What is asked »
Write out all of the records precisely. Skip anything that is a picture.

───── Supplied records ─────

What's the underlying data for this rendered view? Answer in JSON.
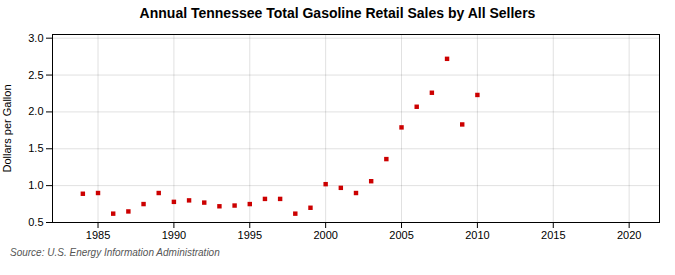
{
  "chart_data": {
    "type": "scatter",
    "title": "Annual Tennessee Total Gasoline Retail Sales by All Sellers",
    "ylabel": "Dollars per Gallon",
    "annotations": [
      "Source: U.S. Energy Information Administration"
    ],
    "x": [
      1984,
      1985,
      1986,
      1987,
      1988,
      1989,
      1990,
      1991,
      1992,
      1993,
      1994,
      1995,
      1996,
      1997,
      1998,
      1999,
      2000,
      2001,
      2002,
      2003,
      2004,
      2005,
      2006,
      2007,
      2008,
      2009,
      2010
    ],
    "values": [
      0.89,
      0.9,
      0.62,
      0.65,
      0.75,
      0.9,
      0.78,
      0.8,
      0.77,
      0.72,
      0.73,
      0.75,
      0.82,
      0.82,
      0.62,
      0.7,
      1.02,
      0.97,
      0.9,
      1.06,
      1.36,
      1.79,
      2.07,
      2.26,
      2.72,
      1.83,
      2.23
    ],
    "color": "#cc0000",
    "marker": "square",
    "xlim": [
      1982,
      2022
    ],
    "ylim": [
      0.5,
      3.05
    ],
    "xticks": [
      1985,
      1990,
      1995,
      2000,
      2005,
      2010,
      2015,
      2020
    ],
    "yticks": [
      0.5,
      {
        "value": 1.0,
        "label": "1.0"
      },
      1.5,
      {
        "value": 2.0,
        "label": "2.0"
      },
      2.5,
      {
        "value": 3.0,
        "label": "3.0"
      }
    ],
    "grid": true
  }
}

─────

Written solution »
What's the underlying data for this rendered view? Answer in JSON.
{
  "chart_data": {
    "type": "scatter",
    "title": "Annual Tennessee Total Gasoline Retail Sales by All Sellers",
    "ylabel": "Dollars per Gallon",
    "annotations": [
      "Source: U.S. Energy Information Administration"
    ],
    "x": [
      1984,
      1985,
      1986,
      1987,
      1988,
      1989,
      1990,
      1991,
      1992,
      1993,
      1994,
      1995,
      1996,
      1997,
      1998,
      1999,
      2000,
      2001,
      2002,
      2003,
      2004,
      2005,
      2006,
      2007,
      2008,
      2009,
      2010
    ],
    "values": [
      0.89,
      0.9,
      0.62,
      0.65,
      0.75,
      0.9,
      0.78,
      0.8,
      0.77,
      0.72,
      0.73,
      0.75,
      0.82,
      0.82,
      0.62,
      0.7,
      1.02,
      0.97,
      0.9,
      1.06,
      1.36,
      1.79,
      2.07,
      2.26,
      2.72,
      1.83,
      2.23
    ],
    "color": "#cc0000",
    "marker": "square",
    "xlim": [
      1982,
      2022
    ],
    "ylim": [
      0.5,
      3.05
    ],
    "xticks": [
      1985,
      1990,
      1995,
      2000,
      2005,
      2010,
      2015,
      2020
    ],
    "yticks": [
      0.5,
      {
        "value": 1.0,
        "label": "1.0"
      },
      1.5,
      {
        "value": 2.0,
        "label": "2.0"
      },
      2.5,
      {
        "value": 3.0,
        "label": "3.0"
      }
    ],
    "grid": true
  }
}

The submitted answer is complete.